**WHAT THE TASK REQUIRES**
Work out how many lines in the data hold the word "code", and reply with that number only.

Collected data entries:
________________________

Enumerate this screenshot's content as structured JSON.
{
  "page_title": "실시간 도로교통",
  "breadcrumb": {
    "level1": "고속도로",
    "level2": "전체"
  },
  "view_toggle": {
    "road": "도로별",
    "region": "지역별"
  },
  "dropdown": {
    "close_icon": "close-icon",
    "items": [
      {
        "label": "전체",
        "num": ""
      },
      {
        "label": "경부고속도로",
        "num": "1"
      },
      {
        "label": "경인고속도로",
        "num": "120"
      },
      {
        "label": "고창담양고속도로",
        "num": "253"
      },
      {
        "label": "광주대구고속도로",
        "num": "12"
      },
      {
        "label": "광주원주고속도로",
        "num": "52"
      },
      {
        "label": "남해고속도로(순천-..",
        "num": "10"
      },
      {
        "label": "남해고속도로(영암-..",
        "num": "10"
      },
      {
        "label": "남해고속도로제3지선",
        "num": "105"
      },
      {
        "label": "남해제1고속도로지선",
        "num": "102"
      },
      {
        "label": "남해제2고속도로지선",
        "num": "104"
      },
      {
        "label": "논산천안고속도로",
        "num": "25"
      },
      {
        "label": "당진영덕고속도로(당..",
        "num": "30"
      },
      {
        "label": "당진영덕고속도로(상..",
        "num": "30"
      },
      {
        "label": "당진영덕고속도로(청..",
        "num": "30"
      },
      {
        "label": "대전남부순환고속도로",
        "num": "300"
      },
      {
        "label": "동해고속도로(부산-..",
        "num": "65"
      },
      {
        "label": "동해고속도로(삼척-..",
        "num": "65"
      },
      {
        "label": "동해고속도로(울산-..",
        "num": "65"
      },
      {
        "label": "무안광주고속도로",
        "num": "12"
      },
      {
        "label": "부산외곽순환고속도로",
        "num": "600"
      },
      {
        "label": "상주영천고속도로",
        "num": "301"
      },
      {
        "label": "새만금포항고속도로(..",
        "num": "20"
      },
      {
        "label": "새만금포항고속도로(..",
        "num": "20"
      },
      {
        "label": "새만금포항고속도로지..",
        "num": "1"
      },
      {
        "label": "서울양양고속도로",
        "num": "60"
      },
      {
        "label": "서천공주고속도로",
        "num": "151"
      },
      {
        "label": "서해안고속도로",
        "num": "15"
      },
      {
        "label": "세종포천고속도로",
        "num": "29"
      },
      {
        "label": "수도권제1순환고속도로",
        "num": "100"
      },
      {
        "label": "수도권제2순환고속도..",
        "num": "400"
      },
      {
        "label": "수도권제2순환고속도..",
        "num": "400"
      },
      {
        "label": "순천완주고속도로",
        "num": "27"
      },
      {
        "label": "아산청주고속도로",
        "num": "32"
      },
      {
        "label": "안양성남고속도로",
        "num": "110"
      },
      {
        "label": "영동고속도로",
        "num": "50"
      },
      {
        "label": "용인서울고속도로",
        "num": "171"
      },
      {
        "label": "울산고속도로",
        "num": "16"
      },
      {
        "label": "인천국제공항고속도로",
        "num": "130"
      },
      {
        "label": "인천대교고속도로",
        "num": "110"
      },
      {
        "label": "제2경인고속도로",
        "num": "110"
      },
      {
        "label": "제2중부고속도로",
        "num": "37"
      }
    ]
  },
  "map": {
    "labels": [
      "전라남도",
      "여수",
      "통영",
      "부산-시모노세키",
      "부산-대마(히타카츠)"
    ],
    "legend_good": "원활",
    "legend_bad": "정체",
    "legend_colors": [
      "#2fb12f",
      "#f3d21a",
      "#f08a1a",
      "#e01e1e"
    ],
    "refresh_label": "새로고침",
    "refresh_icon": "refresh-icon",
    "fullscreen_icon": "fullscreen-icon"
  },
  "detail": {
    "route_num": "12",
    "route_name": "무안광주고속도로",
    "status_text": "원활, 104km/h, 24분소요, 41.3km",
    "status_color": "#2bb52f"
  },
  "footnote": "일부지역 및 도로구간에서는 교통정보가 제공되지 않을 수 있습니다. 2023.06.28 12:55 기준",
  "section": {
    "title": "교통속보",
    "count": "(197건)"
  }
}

________________________

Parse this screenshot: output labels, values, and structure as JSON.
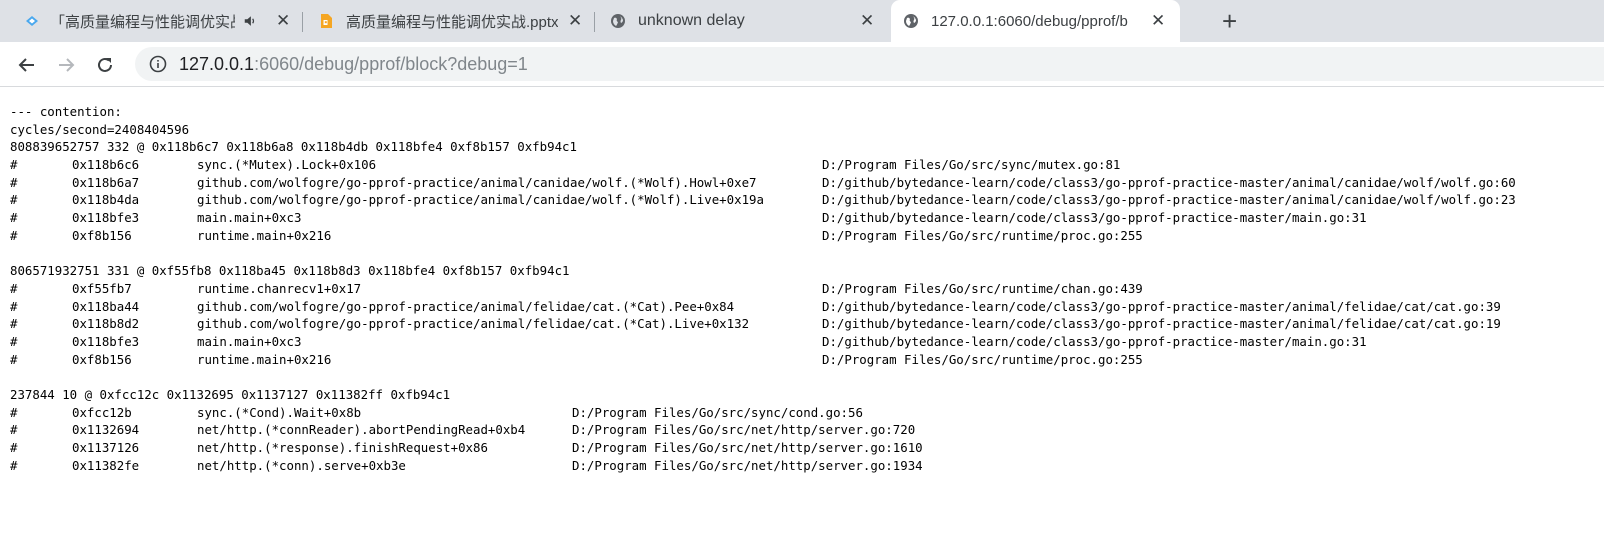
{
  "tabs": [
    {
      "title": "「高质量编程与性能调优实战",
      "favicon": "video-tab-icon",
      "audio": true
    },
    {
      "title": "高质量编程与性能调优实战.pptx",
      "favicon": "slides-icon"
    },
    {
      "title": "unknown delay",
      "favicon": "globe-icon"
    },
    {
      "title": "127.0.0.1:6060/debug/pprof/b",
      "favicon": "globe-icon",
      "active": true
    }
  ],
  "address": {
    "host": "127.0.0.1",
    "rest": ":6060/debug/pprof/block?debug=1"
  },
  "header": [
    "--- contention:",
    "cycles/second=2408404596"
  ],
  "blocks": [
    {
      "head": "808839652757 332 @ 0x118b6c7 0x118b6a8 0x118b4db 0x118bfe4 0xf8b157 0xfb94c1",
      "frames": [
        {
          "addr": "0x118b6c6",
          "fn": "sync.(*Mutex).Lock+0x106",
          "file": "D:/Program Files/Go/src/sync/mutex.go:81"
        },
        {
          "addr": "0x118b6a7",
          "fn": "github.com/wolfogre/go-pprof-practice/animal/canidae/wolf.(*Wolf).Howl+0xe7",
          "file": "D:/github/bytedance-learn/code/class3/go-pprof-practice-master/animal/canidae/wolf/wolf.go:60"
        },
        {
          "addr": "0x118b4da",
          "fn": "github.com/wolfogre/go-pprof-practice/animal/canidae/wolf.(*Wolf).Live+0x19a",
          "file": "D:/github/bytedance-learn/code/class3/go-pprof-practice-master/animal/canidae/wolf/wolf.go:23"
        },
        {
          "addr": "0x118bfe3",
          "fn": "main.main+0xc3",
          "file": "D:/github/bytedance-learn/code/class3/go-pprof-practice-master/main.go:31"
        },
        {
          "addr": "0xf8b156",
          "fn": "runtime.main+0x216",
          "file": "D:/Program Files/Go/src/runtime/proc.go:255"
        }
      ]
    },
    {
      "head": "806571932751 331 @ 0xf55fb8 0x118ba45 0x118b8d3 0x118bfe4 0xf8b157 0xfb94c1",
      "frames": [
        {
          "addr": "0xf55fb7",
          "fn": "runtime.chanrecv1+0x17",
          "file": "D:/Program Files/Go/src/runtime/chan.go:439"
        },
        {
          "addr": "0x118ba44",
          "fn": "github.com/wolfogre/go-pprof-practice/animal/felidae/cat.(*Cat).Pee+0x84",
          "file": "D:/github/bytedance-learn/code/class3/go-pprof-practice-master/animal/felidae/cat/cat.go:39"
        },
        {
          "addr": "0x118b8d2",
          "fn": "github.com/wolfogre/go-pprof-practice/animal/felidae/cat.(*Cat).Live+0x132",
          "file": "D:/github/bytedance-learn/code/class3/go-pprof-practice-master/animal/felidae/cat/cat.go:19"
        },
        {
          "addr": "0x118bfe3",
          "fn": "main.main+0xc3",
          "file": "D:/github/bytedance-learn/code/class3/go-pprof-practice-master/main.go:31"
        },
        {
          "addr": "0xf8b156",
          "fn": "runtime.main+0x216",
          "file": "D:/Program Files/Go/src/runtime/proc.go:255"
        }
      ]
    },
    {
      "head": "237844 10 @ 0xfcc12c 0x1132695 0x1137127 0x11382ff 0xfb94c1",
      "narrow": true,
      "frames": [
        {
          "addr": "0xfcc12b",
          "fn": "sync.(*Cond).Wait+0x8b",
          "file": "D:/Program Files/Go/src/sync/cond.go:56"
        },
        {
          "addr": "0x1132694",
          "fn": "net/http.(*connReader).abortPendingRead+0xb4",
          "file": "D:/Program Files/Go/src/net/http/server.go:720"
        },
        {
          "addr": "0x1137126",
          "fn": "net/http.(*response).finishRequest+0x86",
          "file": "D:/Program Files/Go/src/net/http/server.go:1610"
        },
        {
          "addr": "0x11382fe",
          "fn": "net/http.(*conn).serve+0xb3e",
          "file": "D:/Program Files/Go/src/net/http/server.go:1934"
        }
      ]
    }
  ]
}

________________________

**RESPONSE TO THIS EXERCISE**
6